• _PROBLEM STATEMENT_
Every line must be returned precisely as it is written.

------ EXTRACTED RECORDS

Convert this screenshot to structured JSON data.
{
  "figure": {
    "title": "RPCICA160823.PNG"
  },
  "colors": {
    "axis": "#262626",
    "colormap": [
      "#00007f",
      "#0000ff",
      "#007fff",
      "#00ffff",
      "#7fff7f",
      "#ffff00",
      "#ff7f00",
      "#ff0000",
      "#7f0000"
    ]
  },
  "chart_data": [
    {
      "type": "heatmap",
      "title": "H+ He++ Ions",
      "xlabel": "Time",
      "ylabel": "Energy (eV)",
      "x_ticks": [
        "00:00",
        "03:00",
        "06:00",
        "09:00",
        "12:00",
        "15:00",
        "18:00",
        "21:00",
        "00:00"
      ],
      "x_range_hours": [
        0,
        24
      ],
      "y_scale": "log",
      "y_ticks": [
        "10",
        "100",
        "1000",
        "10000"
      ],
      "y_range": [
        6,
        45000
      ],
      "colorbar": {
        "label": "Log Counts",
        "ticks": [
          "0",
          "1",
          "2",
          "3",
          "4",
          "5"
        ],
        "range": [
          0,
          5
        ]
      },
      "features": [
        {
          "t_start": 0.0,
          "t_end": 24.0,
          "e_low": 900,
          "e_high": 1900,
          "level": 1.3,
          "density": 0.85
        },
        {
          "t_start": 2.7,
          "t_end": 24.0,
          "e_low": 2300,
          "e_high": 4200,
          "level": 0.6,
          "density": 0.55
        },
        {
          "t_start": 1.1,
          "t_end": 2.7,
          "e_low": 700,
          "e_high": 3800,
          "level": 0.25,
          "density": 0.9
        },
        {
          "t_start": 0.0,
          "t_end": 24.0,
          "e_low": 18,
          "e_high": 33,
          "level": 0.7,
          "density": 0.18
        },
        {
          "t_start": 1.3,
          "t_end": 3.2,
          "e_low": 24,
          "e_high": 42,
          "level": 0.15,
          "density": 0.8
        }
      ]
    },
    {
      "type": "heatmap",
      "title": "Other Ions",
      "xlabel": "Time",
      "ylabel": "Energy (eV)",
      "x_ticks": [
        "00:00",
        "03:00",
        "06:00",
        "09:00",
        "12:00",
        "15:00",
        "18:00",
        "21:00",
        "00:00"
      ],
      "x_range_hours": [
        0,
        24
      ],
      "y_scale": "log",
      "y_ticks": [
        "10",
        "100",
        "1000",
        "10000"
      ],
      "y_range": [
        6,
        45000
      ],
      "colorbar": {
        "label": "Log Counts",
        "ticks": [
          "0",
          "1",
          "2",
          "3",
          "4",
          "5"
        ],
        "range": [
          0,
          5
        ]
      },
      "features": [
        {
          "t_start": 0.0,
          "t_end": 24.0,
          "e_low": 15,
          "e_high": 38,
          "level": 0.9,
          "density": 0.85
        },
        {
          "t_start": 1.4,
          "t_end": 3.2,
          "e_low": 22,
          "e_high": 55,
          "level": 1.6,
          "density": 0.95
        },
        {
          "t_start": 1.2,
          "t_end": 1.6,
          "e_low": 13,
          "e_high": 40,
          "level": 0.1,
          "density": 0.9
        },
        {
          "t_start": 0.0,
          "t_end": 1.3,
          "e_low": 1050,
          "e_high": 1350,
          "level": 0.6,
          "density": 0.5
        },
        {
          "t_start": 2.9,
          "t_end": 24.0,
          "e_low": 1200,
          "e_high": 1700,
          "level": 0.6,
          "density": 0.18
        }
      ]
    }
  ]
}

------------

• _EXERCISE RESULT_
Convert this screenshot to structured JSON data.
{
  "figure": {
    "title": "RPCICA160823.PNG"
  },
  "colors": {
    "axis": "#262626",
    "colormap": [
      "#00007f",
      "#0000ff",
      "#007fff",
      "#00ffff",
      "#7fff7f",
      "#ffff00",
      "#ff7f00",
      "#ff0000",
      "#7f0000"
    ]
  },
  "chart_data": [
    {
      "type": "heatmap",
      "title": "H+ He++ Ions",
      "xlabel": "Time",
      "ylabel": "Energy (eV)",
      "x_ticks": [
        "00:00",
        "03:00",
        "06:00",
        "09:00",
        "12:00",
        "15:00",
        "18:00",
        "21:00",
        "00:00"
      ],
      "x_range_hours": [
        0,
        24
      ],
      "y_scale": "log",
      "y_ticks": [
        "10",
        "100",
        "1000",
        "10000"
      ],
      "y_range": [
        6,
        45000
      ],
      "colorbar": {
        "label": "Log Counts",
        "ticks": [
          "0",
          "1",
          "2",
          "3",
          "4",
          "5"
        ],
        "range": [
          0,
          5
        ]
      },
      "features": [
        {
          "t_start": 0.0,
          "t_end": 24.0,
          "e_low": 900,
          "e_high": 1900,
          "level": 1.3,
          "density": 0.85
        },
        {
          "t_start": 2.7,
          "t_end": 24.0,
          "e_low": 2300,
          "e_high": 4200,
          "level": 0.6,
          "density": 0.55
        },
        {
          "t_start": 1.1,
          "t_end": 2.7,
          "e_low": 700,
          "e_high": 3800,
          "level": 0.25,
          "density": 0.9
        },
        {
          "t_start": 0.0,
          "t_end": 24.0,
          "e_low": 18,
          "e_high": 33,
          "level": 0.7,
          "density": 0.18
        },
        {
          "t_start": 1.3,
          "t_end": 3.2,
          "e_low": 24,
          "e_high": 42,
          "level": 0.15,
          "density": 0.8
        }
      ]
    },
    {
      "type": "heatmap",
      "title": "Other Ions",
      "xlabel": "Time",
      "ylabel": "Energy (eV)",
      "x_ticks": [
        "00:00",
        "03:00",
        "06:00",
        "09:00",
        "12:00",
        "15:00",
        "18:00",
        "21:00",
        "00:00"
      ],
      "x_range_hours": [
        0,
        24
      ],
      "y_scale": "log",
      "y_ticks": [
        "10",
        "100",
        "1000",
        "10000"
      ],
      "y_range": [
        6,
        45000
      ],
      "colorbar": {
        "label": "Log Counts",
        "ticks": [
          "0",
          "1",
          "2",
          "3",
          "4",
          "5"
        ],
        "range": [
          0,
          5
        ]
      },
      "features": [
        {
          "t_start": 0.0,
          "t_end": 24.0,
          "e_low": 15,
          "e_high": 38,
          "level": 0.9,
          "density": 0.85
        },
        {
          "t_start": 1.4,
          "t_end": 3.2,
          "e_low": 22,
          "e_high": 55,
          "level": 1.6,
          "density": 0.95
        },
        {
          "t_start": 1.2,
          "t_end": 1.6,
          "e_low": 13,
          "e_high": 40,
          "level": 0.1,
          "density": 0.9
        },
        {
          "t_start": 0.0,
          "t_end": 1.3,
          "e_low": 1050,
          "e_high": 1350,
          "level": 0.6,
          "density": 0.5
        },
        {
          "t_start": 2.9,
          "t_end": 24.0,
          "e_low": 1200,
          "e_high": 1700,
          "level": 0.6,
          "density": 0.18
        }
      ]
    }
  ]
}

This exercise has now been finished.